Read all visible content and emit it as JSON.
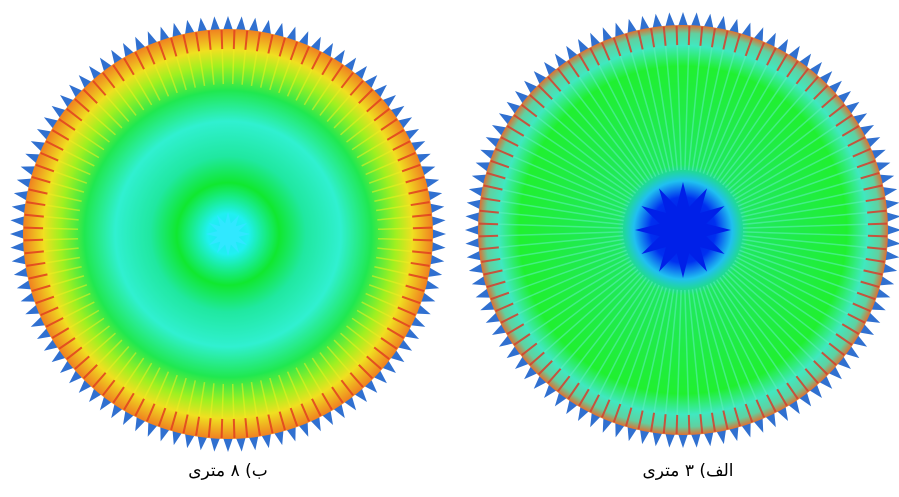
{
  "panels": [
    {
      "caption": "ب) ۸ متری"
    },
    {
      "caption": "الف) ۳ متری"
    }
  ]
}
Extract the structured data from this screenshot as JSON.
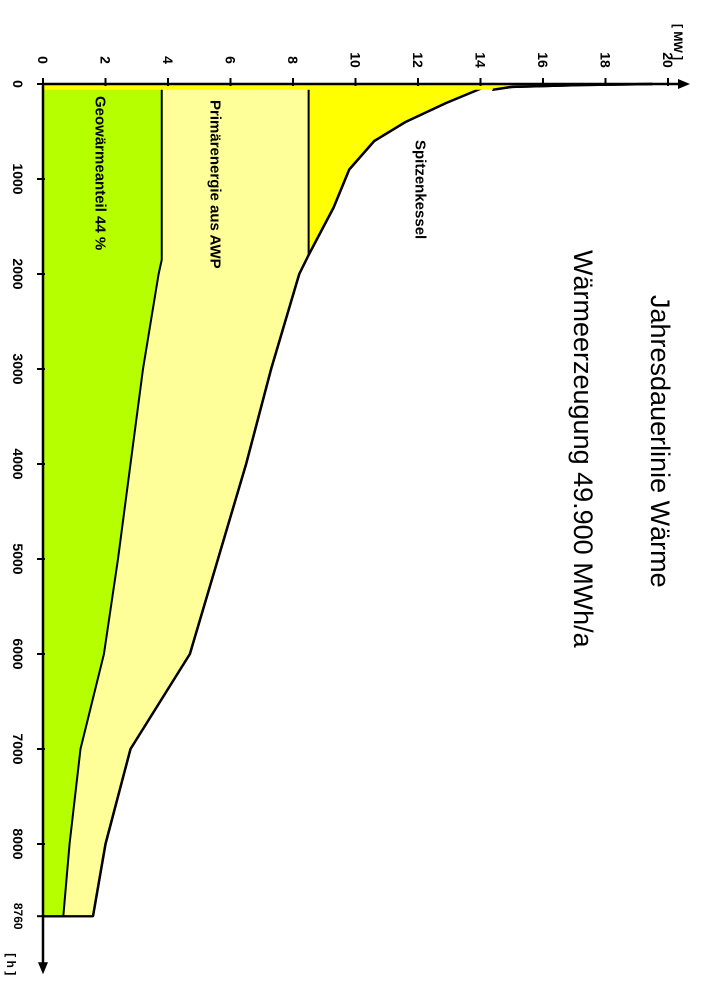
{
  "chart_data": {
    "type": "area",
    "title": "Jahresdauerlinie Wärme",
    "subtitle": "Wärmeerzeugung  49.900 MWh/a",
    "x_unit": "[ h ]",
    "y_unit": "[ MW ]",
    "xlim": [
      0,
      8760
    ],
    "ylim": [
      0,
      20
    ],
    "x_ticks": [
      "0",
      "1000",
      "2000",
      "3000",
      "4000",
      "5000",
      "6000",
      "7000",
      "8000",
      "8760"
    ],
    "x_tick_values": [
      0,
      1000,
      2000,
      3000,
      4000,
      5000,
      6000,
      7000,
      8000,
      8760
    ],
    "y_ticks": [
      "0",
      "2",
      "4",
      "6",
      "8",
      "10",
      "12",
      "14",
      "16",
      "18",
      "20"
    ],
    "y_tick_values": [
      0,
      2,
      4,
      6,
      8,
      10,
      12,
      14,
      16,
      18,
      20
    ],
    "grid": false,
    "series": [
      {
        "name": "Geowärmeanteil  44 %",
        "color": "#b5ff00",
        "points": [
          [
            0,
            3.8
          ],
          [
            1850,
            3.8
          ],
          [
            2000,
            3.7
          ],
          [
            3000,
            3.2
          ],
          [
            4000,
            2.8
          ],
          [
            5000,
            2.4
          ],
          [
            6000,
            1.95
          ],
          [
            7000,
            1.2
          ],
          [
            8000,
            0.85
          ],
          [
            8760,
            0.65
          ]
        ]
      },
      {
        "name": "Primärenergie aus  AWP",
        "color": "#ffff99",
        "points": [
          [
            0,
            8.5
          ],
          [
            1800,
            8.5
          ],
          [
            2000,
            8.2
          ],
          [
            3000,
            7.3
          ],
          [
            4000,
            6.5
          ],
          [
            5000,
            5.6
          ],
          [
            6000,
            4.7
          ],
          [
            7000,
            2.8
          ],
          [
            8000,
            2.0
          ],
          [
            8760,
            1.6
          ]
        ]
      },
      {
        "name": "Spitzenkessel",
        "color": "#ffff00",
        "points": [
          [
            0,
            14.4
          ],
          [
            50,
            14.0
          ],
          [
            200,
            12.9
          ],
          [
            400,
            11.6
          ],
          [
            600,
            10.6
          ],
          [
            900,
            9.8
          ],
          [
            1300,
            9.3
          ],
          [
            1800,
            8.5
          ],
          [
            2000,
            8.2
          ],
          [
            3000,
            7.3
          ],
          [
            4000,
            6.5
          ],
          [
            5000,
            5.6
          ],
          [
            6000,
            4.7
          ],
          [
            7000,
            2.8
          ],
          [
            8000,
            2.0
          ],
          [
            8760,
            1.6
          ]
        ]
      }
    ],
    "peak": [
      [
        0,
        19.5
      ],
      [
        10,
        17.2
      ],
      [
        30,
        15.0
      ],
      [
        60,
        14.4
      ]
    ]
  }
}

▶ **SHORT TASK**:
Count every line in the data where the string "color" occurs. Give nothing except the number.

▶ **SOLUTION BELOW**:
3